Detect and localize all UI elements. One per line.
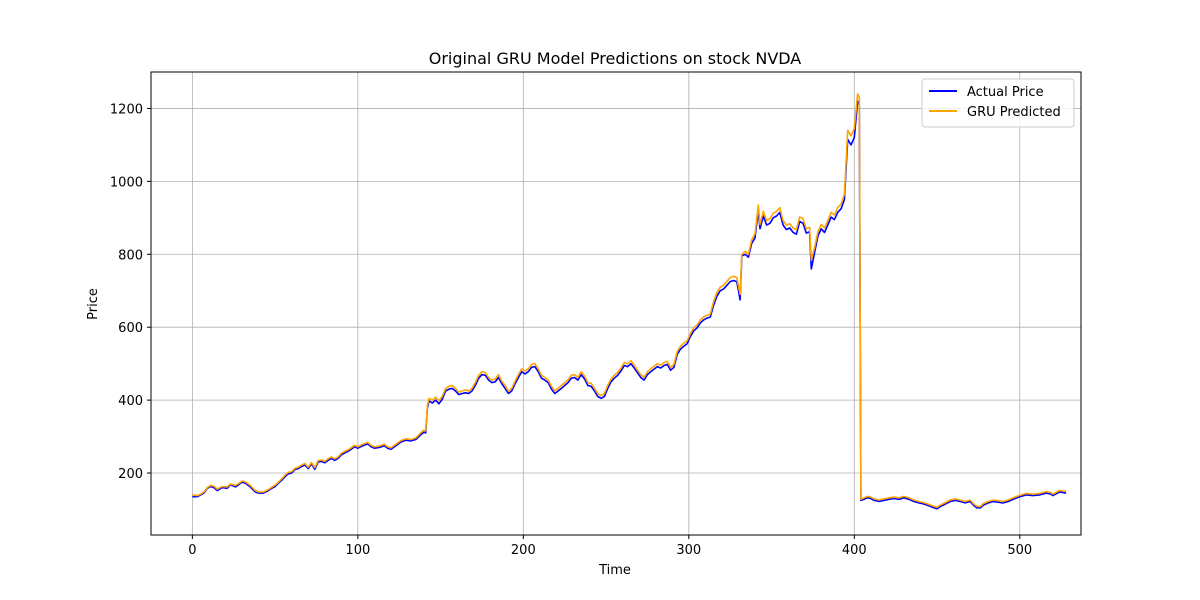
y-axis-ticks: 200 400 600 800 1000 1200 <box>110 102 151 482</box>
x-tick-label: 0 <box>188 543 196 558</box>
legend-label-predicted: GRU Predicted <box>967 105 1061 120</box>
actual-price-line <box>192 100 1067 510</box>
x-tick-label: 200 <box>511 543 536 558</box>
y-tick-label: 200 <box>118 467 143 482</box>
y-tick-label: 1000 <box>110 175 143 190</box>
x-tick-label: 400 <box>842 543 867 558</box>
x-axis-ticks: 0 100 200 300 400 500 <box>188 535 1032 558</box>
x-axis-label: Time <box>598 563 631 578</box>
chart-legend: Actual Price GRU Predicted <box>921 78 1075 128</box>
y-tick-label: 1200 <box>110 102 143 117</box>
grid-lines <box>151 72 1081 535</box>
y-tick-label: 800 <box>118 248 143 263</box>
legend-box <box>921 78 1075 128</box>
plot-frame <box>150 71 1082 536</box>
x-tick-label: 500 <box>1007 543 1032 558</box>
y-axis-label: Price <box>86 288 101 320</box>
chart-title: Original GRU Model Predictions on stock … <box>429 49 802 68</box>
legend-label-actual: Actual Price <box>967 85 1044 100</box>
y-tick-label: 600 <box>118 321 143 336</box>
y-tick-label: 400 <box>118 394 143 409</box>
series-layer <box>192 93 1067 510</box>
x-tick-label: 100 <box>345 543 370 558</box>
gru-predicted-line <box>192 93 1067 509</box>
x-tick-label: 300 <box>676 543 701 558</box>
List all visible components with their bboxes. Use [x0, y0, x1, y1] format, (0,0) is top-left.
________________________
--- Task to complete ---
Switch "Time" to "Trading Day" throughout the listing above and write out all of its lines again with nothing else changed. Leave the pictures out.

--- Complete answer ---
Detect and localize all UI elements. One per line.
y-axis-ticks: 200 400 600 800 1000 1200 <box>110 102 151 482</box>
x-tick-label: 0 <box>188 543 196 558</box>
legend-label-predicted: GRU Predicted <box>967 105 1061 120</box>
actual-price-line <box>192 100 1067 510</box>
x-tick-label: 200 <box>511 543 536 558</box>
y-tick-label: 200 <box>118 467 143 482</box>
y-tick-label: 1000 <box>110 175 143 190</box>
x-tick-label: 400 <box>842 543 867 558</box>
x-axis-ticks: 0 100 200 300 400 500 <box>188 535 1032 558</box>
x-axis-label: Trading Day <box>598 563 631 578</box>
chart-legend: Actual Price GRU Predicted <box>921 78 1075 128</box>
y-tick-label: 1200 <box>110 102 143 117</box>
grid-lines <box>151 72 1081 535</box>
y-tick-label: 800 <box>118 248 143 263</box>
legend-box <box>921 78 1075 128</box>
plot-frame <box>150 71 1082 536</box>
x-tick-label: 500 <box>1007 543 1032 558</box>
y-axis-label: Price <box>86 288 101 320</box>
chart-title: Original GRU Model Predictions on stock … <box>429 49 802 68</box>
legend-label-actual: Actual Price <box>967 85 1044 100</box>
y-tick-label: 600 <box>118 321 143 336</box>
y-tick-label: 400 <box>118 394 143 409</box>
series-layer <box>192 93 1067 510</box>
x-tick-label: 100 <box>345 543 370 558</box>
gru-predicted-line <box>192 93 1067 509</box>
x-tick-label: 300 <box>676 543 701 558</box>
List all visible components with their bboxes. Use [x0, y0, x1, y1] format, (0,0) is top-left.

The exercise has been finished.